Scan the records for the string "model"; copy each line where it occurs.
___ Supplied material ___
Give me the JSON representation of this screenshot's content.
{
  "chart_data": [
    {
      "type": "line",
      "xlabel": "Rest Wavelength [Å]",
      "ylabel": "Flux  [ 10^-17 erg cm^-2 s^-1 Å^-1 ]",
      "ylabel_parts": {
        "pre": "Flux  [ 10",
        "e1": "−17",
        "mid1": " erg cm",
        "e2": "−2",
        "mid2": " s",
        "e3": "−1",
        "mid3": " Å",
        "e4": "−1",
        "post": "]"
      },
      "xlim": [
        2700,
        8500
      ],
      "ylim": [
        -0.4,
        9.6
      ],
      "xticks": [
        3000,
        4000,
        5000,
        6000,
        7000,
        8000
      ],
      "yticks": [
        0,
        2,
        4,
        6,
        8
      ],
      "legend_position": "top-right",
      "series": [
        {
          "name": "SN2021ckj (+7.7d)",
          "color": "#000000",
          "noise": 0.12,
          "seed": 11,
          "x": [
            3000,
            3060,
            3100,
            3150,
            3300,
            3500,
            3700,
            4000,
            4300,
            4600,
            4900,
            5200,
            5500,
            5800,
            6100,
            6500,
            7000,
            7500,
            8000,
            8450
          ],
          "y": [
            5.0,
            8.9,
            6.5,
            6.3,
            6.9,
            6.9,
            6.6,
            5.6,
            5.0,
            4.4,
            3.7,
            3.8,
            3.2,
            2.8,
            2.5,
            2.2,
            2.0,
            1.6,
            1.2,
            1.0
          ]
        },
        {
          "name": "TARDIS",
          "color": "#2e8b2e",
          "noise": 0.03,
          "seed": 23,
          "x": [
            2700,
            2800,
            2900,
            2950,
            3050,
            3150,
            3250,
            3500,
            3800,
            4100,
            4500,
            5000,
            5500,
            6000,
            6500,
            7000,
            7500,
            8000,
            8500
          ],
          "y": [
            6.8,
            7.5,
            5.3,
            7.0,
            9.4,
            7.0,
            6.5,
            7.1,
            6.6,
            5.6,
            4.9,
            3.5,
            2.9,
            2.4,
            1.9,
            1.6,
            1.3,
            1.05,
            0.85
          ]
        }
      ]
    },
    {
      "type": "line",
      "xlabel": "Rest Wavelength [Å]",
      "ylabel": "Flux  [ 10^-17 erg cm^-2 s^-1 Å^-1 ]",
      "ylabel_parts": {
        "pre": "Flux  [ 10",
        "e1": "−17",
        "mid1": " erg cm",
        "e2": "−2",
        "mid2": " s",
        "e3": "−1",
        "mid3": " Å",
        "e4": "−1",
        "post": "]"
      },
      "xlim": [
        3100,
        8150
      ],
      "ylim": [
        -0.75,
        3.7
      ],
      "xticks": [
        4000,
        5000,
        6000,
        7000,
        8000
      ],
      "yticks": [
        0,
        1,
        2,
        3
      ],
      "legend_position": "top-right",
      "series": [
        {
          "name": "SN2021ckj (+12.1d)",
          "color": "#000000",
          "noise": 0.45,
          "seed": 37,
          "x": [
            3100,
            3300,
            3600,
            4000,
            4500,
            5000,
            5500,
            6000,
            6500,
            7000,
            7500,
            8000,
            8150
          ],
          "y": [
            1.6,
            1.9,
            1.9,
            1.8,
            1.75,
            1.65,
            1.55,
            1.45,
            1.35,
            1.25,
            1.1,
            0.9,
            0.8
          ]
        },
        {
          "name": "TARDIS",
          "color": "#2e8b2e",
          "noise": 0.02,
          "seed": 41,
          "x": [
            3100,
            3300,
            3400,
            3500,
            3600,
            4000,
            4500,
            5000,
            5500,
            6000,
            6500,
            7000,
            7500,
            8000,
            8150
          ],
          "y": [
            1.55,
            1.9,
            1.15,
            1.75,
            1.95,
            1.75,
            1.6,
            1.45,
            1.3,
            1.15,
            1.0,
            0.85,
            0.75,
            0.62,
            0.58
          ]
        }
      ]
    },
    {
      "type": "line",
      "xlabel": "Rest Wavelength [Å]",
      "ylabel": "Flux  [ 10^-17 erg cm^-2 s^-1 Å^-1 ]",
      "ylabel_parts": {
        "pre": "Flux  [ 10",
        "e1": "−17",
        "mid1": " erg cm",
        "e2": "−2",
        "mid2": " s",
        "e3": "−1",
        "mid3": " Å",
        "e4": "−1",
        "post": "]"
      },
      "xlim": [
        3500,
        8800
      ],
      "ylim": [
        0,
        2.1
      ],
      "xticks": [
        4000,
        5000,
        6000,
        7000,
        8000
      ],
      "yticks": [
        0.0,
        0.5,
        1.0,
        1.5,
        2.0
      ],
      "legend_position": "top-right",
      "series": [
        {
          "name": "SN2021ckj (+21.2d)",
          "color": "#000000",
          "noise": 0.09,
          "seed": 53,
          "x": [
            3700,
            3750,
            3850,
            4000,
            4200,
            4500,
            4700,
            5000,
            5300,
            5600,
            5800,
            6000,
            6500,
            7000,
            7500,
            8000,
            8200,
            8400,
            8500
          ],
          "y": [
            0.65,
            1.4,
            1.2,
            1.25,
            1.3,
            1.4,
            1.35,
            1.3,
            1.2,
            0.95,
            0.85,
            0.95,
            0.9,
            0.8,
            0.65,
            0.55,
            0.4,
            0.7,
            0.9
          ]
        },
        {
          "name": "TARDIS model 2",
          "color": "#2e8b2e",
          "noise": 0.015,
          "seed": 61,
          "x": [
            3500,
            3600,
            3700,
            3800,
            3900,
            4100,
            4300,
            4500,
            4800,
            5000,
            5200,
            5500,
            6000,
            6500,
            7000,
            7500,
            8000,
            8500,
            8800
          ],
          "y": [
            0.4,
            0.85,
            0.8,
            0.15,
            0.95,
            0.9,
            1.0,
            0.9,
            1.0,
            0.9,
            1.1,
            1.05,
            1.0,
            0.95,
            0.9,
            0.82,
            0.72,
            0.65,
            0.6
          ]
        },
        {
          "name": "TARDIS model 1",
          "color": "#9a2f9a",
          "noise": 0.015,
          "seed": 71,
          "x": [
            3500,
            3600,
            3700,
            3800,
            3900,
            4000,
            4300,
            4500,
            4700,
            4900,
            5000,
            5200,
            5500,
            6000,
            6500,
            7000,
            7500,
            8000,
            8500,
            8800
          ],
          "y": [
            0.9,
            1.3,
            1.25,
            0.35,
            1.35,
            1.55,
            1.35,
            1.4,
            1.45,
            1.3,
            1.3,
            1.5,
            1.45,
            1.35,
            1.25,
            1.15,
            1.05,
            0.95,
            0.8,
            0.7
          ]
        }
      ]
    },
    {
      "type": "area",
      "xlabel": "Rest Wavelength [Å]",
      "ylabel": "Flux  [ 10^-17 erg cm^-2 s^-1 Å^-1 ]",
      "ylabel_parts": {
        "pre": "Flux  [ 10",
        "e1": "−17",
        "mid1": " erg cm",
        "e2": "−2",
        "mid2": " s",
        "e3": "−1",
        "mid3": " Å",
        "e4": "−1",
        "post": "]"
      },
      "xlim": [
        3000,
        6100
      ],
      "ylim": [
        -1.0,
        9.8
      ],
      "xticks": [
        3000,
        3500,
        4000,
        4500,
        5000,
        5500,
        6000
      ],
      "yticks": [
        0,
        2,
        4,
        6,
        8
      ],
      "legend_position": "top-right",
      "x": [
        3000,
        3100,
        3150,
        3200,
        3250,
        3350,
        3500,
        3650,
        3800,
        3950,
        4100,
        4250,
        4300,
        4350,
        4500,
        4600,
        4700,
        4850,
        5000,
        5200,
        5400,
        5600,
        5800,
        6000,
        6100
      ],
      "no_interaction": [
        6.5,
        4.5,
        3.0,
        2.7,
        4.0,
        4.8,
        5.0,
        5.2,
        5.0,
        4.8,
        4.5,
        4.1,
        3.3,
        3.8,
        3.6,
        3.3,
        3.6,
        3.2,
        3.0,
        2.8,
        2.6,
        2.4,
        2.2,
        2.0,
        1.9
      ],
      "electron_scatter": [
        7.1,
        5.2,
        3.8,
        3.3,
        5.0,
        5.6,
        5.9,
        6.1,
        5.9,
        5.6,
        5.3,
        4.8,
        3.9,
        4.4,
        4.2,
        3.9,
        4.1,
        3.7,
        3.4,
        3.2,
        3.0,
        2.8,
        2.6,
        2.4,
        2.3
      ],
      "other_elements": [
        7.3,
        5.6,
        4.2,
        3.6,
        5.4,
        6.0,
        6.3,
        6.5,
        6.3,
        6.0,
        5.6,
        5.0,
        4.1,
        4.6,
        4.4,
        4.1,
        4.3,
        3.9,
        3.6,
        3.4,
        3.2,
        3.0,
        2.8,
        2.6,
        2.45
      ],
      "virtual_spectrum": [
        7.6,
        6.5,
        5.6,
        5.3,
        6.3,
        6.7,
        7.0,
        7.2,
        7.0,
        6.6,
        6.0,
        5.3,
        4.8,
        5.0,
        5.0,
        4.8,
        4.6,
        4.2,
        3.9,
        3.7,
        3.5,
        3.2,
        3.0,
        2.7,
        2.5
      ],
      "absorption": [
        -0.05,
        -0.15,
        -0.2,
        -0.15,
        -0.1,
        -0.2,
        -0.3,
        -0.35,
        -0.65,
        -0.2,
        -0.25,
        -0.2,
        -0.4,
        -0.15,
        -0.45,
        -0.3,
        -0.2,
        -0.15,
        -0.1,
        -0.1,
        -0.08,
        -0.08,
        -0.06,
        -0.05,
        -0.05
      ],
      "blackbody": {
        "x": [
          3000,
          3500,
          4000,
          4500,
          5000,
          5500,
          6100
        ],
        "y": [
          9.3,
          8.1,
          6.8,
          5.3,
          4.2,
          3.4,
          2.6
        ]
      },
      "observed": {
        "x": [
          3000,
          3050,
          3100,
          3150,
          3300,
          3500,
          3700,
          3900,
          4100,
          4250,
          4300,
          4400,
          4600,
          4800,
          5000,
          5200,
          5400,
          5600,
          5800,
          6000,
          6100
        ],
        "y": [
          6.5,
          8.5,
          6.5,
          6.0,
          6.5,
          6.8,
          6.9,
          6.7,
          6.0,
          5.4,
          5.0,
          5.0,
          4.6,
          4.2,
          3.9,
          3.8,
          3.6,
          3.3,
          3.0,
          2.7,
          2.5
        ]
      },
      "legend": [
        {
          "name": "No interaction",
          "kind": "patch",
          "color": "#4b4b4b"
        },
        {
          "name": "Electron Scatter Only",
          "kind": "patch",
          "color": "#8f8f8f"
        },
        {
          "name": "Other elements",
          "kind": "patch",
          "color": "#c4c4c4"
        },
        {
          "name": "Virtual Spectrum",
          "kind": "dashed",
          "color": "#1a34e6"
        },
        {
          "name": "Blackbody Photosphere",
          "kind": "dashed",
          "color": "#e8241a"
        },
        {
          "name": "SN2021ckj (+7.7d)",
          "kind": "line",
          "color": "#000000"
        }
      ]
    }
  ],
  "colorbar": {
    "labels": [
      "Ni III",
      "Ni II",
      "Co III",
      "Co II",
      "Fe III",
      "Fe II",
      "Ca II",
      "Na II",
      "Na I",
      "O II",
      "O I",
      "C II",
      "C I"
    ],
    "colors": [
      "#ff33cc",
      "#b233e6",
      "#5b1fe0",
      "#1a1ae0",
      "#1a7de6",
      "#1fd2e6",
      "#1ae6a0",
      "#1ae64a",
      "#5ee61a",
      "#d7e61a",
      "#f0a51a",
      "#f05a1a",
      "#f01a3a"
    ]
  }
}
___
**Response to the exercise:**
          "name": "TARDIS model 2",
          "name": "TARDIS model 1",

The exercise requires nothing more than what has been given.